> _What you need to do_: Show every line in the entries below where the word "name" appears.

> _Material_:

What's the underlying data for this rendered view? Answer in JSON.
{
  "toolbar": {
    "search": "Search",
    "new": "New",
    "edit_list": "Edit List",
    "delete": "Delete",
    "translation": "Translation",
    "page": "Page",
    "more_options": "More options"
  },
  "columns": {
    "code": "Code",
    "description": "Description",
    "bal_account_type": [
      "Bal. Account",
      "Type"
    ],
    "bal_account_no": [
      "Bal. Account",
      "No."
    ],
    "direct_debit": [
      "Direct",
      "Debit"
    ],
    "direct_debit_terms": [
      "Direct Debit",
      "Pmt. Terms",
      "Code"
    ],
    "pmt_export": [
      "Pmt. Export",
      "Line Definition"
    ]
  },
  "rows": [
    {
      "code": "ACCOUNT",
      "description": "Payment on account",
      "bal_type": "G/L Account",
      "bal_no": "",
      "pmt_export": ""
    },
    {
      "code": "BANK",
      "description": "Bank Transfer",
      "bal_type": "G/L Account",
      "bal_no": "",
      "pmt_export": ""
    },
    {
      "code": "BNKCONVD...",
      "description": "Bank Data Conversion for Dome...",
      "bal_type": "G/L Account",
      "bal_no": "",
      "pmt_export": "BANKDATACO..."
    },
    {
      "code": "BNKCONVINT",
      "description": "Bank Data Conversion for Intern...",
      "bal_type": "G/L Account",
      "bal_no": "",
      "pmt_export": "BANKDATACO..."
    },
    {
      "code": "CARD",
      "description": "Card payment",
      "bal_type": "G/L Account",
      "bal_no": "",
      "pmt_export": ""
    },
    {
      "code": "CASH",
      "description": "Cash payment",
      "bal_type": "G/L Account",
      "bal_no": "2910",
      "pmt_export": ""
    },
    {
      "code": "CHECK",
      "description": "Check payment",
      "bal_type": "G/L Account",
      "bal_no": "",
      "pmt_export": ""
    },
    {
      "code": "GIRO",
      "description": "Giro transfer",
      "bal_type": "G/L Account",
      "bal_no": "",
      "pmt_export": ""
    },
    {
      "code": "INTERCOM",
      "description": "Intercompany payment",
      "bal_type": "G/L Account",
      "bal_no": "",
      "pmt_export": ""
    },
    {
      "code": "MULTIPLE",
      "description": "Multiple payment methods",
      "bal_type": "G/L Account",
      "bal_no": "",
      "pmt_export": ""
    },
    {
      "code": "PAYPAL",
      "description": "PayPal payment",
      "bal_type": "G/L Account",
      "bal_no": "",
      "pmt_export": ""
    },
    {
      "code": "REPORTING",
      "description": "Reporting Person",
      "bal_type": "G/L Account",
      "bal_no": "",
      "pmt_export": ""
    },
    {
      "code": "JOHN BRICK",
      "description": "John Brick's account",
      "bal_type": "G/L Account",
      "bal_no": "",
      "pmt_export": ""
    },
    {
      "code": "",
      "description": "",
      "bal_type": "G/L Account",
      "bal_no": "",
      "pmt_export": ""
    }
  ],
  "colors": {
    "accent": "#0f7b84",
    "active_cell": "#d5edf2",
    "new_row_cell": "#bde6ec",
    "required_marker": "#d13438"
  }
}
---
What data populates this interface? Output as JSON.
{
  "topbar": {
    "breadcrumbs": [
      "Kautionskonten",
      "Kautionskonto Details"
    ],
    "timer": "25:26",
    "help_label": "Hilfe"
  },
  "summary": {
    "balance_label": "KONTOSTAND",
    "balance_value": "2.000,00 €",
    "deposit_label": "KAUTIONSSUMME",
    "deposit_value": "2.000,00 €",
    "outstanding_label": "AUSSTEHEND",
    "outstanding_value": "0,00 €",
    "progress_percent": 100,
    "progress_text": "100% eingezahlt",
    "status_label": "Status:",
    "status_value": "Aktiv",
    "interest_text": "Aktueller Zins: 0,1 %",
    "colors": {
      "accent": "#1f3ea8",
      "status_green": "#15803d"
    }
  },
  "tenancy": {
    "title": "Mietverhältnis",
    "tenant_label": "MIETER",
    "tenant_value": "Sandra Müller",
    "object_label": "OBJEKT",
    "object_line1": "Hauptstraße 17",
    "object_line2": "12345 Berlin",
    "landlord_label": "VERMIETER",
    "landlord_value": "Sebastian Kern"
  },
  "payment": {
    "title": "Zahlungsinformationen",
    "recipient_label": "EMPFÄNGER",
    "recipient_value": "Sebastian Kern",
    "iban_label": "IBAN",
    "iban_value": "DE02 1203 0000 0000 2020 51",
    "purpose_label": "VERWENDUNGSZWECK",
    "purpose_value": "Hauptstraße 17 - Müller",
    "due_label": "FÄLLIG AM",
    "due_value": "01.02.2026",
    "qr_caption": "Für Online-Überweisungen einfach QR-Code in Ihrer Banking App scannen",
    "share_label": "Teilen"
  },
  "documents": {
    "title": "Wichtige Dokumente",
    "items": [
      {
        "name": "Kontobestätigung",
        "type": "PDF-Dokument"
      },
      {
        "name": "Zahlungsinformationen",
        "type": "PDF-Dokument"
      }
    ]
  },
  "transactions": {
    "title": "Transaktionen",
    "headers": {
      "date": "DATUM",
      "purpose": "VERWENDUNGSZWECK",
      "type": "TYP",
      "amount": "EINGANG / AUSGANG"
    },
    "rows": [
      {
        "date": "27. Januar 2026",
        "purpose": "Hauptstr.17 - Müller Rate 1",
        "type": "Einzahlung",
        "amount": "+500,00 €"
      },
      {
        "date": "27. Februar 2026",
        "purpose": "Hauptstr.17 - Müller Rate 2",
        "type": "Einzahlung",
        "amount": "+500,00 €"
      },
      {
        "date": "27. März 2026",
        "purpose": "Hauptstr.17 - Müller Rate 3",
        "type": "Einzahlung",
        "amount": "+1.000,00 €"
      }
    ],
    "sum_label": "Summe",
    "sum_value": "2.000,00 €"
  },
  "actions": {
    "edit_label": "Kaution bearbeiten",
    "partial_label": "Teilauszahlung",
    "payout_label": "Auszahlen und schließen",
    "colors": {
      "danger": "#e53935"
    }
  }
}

> _Answer in full_:
        "name": "Kontobestätigung",
        "name": "Zahlungsinformationen",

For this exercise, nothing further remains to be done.